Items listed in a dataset
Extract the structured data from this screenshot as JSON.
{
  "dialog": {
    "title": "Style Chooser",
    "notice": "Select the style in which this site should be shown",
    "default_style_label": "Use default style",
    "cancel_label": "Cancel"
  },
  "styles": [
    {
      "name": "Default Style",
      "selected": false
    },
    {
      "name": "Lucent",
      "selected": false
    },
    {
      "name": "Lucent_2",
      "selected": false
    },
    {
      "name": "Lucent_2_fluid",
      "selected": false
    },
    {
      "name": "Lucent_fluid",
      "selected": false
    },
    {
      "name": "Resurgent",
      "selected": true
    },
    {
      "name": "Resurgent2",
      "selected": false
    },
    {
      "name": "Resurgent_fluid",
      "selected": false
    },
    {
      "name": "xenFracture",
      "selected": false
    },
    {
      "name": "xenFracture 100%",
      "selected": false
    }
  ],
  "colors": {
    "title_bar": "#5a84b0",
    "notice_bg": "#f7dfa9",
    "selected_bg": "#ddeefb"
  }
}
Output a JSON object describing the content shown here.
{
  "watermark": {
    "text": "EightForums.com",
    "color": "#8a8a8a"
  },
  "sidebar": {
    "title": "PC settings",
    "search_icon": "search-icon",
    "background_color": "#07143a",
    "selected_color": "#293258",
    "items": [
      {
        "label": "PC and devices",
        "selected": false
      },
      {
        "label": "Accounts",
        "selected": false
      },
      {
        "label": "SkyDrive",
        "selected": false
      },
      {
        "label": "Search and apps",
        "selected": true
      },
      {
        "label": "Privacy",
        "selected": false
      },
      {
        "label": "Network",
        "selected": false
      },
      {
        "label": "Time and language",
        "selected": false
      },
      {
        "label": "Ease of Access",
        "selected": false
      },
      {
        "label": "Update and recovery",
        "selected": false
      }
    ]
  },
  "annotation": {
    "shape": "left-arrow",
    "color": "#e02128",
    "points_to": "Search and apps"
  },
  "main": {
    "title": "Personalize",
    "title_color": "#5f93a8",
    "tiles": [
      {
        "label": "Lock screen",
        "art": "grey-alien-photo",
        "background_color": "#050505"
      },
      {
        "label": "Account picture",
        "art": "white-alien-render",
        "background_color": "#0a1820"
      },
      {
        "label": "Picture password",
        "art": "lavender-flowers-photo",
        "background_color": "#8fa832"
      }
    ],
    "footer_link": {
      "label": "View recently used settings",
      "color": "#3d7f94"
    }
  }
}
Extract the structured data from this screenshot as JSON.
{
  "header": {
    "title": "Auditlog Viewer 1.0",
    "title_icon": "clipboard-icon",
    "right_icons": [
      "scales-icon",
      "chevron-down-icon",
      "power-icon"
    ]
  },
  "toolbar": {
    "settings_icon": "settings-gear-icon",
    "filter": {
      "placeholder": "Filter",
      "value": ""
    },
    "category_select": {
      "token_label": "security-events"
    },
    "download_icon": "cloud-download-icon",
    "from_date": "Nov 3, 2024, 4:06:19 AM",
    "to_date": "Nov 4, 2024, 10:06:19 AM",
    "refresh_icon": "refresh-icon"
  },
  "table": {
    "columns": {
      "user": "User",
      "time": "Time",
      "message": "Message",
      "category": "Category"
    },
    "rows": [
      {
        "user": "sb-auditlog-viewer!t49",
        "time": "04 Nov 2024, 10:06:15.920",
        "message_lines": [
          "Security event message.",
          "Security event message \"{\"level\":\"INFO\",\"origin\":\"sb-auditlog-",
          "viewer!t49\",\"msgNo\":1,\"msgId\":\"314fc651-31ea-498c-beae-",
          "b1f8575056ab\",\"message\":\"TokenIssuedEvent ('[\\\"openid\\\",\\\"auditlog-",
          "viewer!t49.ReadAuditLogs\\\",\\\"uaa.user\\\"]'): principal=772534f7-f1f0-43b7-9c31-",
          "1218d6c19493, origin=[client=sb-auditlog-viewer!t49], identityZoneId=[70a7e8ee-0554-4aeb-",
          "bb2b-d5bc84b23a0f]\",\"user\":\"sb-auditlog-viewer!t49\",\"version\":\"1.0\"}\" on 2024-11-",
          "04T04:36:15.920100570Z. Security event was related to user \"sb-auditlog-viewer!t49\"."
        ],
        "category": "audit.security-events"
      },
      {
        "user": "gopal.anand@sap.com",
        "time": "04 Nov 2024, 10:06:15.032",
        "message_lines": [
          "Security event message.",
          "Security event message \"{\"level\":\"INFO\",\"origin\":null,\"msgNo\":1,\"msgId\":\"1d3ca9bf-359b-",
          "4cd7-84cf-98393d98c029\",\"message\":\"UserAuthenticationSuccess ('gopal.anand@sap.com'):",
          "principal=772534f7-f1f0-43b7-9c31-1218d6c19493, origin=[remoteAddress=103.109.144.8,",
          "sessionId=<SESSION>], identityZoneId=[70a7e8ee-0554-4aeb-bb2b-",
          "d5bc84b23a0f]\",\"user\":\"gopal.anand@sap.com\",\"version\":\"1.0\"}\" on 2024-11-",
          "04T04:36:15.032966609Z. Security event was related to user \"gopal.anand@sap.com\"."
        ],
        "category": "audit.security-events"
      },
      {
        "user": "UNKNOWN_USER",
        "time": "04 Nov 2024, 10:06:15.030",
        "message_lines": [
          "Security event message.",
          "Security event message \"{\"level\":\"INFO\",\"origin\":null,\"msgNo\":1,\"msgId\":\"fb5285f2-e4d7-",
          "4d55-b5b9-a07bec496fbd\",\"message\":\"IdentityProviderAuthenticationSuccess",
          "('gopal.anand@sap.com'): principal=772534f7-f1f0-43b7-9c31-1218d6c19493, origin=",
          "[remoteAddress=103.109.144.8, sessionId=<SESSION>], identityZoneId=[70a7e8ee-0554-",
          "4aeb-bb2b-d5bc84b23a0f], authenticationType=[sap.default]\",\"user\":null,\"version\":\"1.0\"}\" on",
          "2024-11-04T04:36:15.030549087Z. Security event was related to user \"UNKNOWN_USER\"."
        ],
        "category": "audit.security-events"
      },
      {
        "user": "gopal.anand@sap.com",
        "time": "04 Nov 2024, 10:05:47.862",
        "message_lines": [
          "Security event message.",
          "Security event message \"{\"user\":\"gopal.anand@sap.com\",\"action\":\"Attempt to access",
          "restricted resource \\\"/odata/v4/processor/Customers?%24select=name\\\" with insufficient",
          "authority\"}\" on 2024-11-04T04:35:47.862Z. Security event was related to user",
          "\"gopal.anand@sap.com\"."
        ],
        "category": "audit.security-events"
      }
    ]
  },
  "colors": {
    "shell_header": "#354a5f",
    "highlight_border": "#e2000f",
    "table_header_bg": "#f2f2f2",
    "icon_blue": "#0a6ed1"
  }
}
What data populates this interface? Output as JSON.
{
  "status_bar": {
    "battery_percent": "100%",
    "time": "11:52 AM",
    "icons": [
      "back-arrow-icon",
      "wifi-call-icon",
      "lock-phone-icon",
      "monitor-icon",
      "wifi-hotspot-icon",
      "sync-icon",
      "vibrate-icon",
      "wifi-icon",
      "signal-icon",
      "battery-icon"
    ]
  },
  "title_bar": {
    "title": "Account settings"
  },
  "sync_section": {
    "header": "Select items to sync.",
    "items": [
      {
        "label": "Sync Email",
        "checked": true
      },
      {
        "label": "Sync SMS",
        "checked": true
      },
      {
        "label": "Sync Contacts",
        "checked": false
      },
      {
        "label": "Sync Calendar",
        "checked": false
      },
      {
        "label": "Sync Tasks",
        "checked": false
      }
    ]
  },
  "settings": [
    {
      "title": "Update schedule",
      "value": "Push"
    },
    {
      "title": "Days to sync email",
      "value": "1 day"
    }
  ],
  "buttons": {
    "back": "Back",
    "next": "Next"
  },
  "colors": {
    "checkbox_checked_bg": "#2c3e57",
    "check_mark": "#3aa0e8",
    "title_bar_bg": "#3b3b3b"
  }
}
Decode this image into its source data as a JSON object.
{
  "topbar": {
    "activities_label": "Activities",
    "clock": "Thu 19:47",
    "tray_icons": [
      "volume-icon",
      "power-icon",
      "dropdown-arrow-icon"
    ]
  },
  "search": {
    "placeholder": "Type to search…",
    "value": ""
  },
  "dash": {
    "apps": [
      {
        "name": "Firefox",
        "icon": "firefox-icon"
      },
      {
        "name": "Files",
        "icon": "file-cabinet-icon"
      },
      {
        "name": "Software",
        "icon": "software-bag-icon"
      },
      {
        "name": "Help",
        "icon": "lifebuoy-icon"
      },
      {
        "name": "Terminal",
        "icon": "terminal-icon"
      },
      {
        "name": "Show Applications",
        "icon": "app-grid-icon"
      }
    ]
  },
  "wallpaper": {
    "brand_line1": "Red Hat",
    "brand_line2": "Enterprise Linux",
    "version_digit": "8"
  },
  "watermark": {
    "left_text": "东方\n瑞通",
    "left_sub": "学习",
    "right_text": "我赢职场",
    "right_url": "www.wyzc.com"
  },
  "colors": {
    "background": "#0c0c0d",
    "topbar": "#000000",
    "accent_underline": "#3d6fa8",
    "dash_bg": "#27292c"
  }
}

§ YOUR TASK
From the line that contains "Decode this image" to the last line of the material above, repeat every line exactly, keeping both the first and the last.

§ FINISHED TASK
Decode this image into its source data as a JSON object.
{
  "topbar": {
    "activities_label": "Activities",
    "clock": "Thu 19:47",
    "tray_icons": [
      "volume-icon",
      "power-icon",
      "dropdown-arrow-icon"
    ]
  },
  "search": {
    "placeholder": "Type to search…",
    "value": ""
  },
  "dash": {
    "apps": [
      {
        "name": "Firefox",
        "icon": "firefox-icon"
      },
      {
        "name": "Files",
        "icon": "file-cabinet-icon"
      },
      {
        "name": "Software",
        "icon": "software-bag-icon"
      },
      {
        "name": "Help",
        "icon": "lifebuoy-icon"
      },
      {
        "name": "Terminal",
        "icon": "terminal-icon"
      },
      {
        "name": "Show Applications",
        "icon": "app-grid-icon"
      }
    ]
  },
  "wallpaper": {
    "brand_line1": "Red Hat",
    "brand_line2": "Enterprise Linux",
    "version_digit": "8"
  },
  "watermark": {
    "left_text": "东方\n瑞通",
    "left_sub": "学习",
    "right_text": "我赢职场",
    "right_url": "www.wyzc.com"
  },
  "colors": {
    "background": "#0c0c0d",
    "topbar": "#000000",
    "accent_underline": "#3d6fa8",
    "dash_bg": "#27292c"
  }
}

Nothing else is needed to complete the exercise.